>> Start Extracted material
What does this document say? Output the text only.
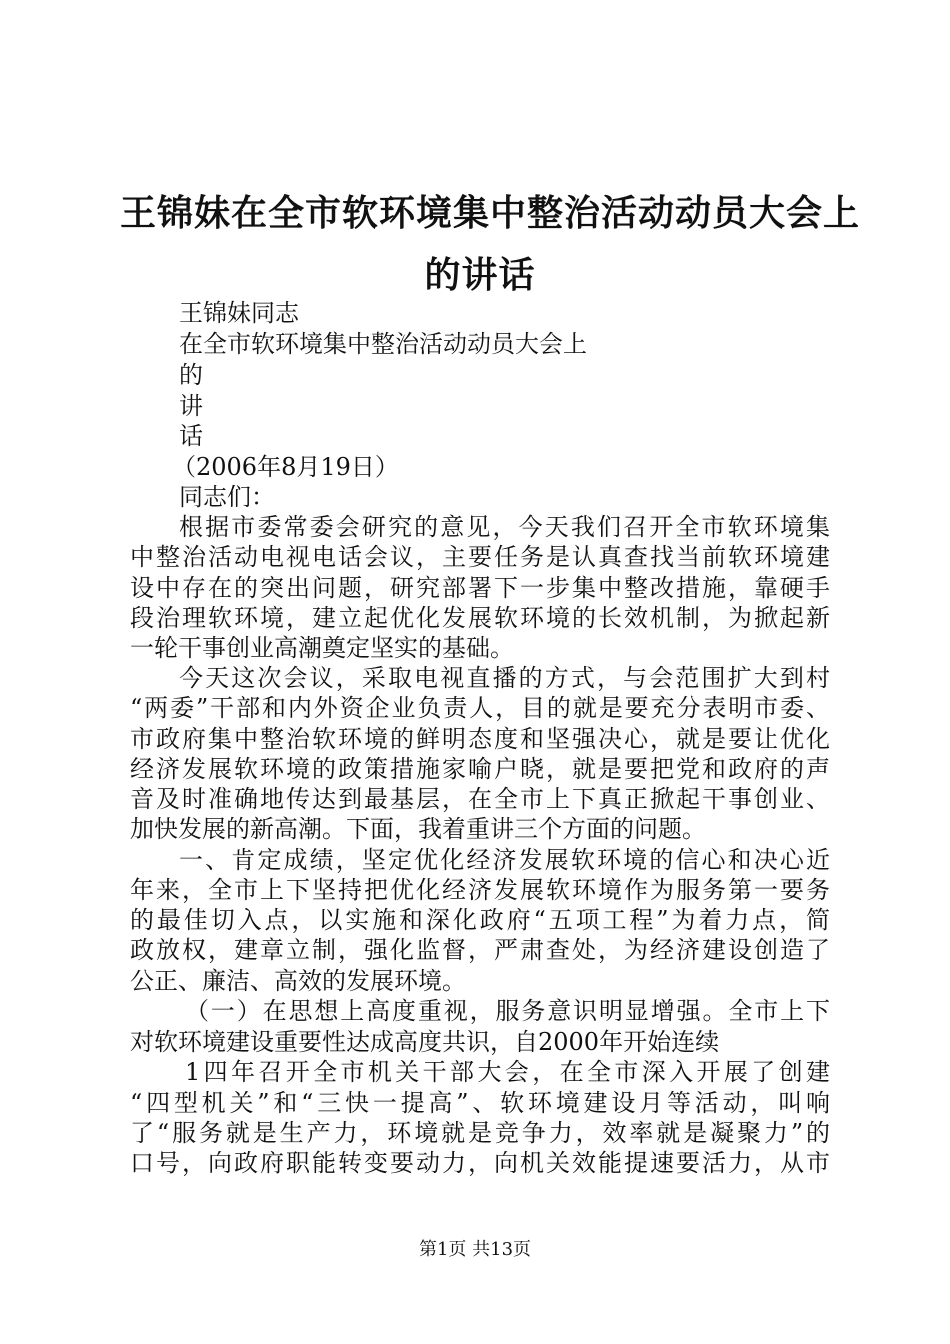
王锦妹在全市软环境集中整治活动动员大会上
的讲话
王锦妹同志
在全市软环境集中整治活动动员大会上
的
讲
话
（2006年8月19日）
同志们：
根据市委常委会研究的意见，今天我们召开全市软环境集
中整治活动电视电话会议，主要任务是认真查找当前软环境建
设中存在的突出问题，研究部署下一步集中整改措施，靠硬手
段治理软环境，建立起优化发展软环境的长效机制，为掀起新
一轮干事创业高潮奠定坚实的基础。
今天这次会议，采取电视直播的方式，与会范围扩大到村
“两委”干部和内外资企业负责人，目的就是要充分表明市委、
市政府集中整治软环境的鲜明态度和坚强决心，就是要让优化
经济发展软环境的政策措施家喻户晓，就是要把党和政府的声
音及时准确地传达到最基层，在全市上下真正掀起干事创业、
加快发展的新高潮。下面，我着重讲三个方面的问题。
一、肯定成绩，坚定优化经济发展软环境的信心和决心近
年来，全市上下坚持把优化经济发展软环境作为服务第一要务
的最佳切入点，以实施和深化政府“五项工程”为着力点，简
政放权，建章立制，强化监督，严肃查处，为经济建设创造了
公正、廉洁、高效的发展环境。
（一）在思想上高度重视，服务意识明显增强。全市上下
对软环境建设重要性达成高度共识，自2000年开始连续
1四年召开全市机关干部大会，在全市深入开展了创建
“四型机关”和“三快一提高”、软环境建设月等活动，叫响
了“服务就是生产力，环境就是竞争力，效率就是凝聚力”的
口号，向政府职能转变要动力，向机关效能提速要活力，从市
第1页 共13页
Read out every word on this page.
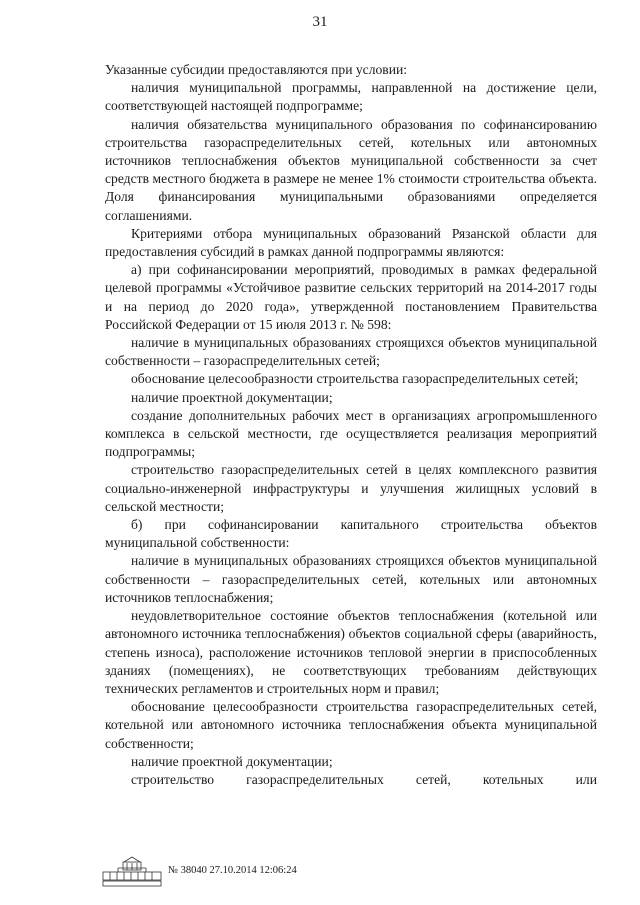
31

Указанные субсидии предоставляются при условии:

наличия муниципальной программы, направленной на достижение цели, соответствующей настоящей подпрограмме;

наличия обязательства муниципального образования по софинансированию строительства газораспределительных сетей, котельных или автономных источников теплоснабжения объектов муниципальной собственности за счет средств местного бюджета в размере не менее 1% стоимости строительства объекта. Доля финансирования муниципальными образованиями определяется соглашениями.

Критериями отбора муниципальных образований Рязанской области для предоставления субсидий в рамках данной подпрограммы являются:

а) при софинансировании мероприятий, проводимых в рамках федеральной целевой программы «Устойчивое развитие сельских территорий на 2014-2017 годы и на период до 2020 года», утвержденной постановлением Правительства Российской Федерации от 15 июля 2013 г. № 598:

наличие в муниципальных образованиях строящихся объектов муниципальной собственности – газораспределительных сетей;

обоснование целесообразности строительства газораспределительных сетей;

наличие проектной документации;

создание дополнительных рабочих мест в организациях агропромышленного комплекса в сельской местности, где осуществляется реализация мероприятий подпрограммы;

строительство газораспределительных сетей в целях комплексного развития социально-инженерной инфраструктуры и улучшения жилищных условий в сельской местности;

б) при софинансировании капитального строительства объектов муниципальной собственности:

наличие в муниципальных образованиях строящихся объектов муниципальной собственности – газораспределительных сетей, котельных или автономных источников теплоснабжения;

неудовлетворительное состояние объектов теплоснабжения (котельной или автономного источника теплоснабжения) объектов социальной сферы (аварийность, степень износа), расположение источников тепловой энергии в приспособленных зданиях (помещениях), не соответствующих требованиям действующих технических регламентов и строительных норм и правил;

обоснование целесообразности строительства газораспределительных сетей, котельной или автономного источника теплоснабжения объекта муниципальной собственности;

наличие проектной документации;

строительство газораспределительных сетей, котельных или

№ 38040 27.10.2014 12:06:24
>> End Extracted material
What you should do: Omit the pictures, and quote the material above exactly as given.

Problem solution:
What does this document say? Output the text only.
王锦妹在全市软环境集中整治活动动员大会上
的讲话
王锦妹同志
在全市软环境集中整治活动动员大会上
的
讲
话
（2006年8月19日）
同志们：
根据市委常委会研究的意见，今天我们召开全市软环境集
中整治活动电视电话会议，主要任务是认真查找当前软环境建
设中存在的突出问题，研究部署下一步集中整改措施，靠硬手
段治理软环境，建立起优化发展软环境的长效机制，为掀起新
一轮干事创业高潮奠定坚实的基础。
今天这次会议，采取电视直播的方式，与会范围扩大到村
“两委”干部和内外资企业负责人，目的就是要充分表明市委、
市政府集中整治软环境的鲜明态度和坚强决心，就是要让优化
经济发展软环境的政策措施家喻户晓，就是要把党和政府的声
音及时准确地传达到最基层，在全市上下真正掀起干事创业、
加快发展的新高潮。下面，我着重讲三个方面的问题。
一、肯定成绩，坚定优化经济发展软环境的信心和决心近
年来，全市上下坚持把优化经济发展软环境作为服务第一要务
的最佳切入点，以实施和深化政府“五项工程”为着力点，简
政放权，建章立制，强化监督，严肃查处，为经济建设创造了
公正、廉洁、高效的发展环境。
（一）在思想上高度重视，服务意识明显增强。全市上下
对软环境建设重要性达成高度共识，自2000年开始连续
1四年召开全市机关干部大会，在全市深入开展了创建
“四型机关”和“三快一提高”、软环境建设月等活动，叫响
了“服务就是生产力，环境就是竞争力，效率就是凝聚力”的
口号，向政府职能转变要动力，向机关效能提速要活力，从市
第1页 共13页
Read out every word on this page.
31

Указанные субсидии предоставляются при условии:

наличия муниципальной программы, направленной на достижение цели, соответствующей настоящей подпрограмме;

наличия обязательства муниципального образования по софинансированию строительства газораспределительных сетей, котельных или автономных источников теплоснабжения объектов муниципальной собственности за счет средств местного бюджета в размере не менее 1% стоимости строительства объекта. Доля финансирования муниципальными образованиями определяется соглашениями.

Критериями отбора муниципальных образований Рязанской области для предоставления субсидий в рамках данной подпрограммы являются:

а) при софинансировании мероприятий, проводимых в рамках федеральной целевой программы «Устойчивое развитие сельских территорий на 2014-2017 годы и на период до 2020 года», утвержденной постановлением Правительства Российской Федерации от 15 июля 2013 г. № 598:

наличие в муниципальных образованиях строящихся объектов муниципальной собственности – газораспределительных сетей;

обоснование целесообразности строительства газораспределительных сетей;

наличие проектной документации;

создание дополнительных рабочих мест в организациях агропромышленного комплекса в сельской местности, где осуществляется реализация мероприятий подпрограммы;

строительство газораспределительных сетей в целях комплексного развития социально-инженерной инфраструктуры и улучшения жилищных условий в сельской местности;

б) при софинансировании капитального строительства объектов муниципальной собственности:

наличие в муниципальных образованиях строящихся объектов муниципальной собственности – газораспределительных сетей, котельных или автономных источников теплоснабжения;

неудовлетворительное состояние объектов теплоснабжения (котельной или автономного источника теплоснабжения) объектов социальной сферы (аварийность, степень износа), расположение источников тепловой энергии в приспособленных зданиях (помещениях), не соответствующих требованиям действующих технических регламентов и строительных норм и правил;

обоснование целесообразности строительства газораспределительных сетей, котельной или автономного источника теплоснабжения объекта муниципальной собственности;

наличие проектной документации;

строительство газораспределительных сетей, котельных или

№ 38040 27.10.2014 12:06:24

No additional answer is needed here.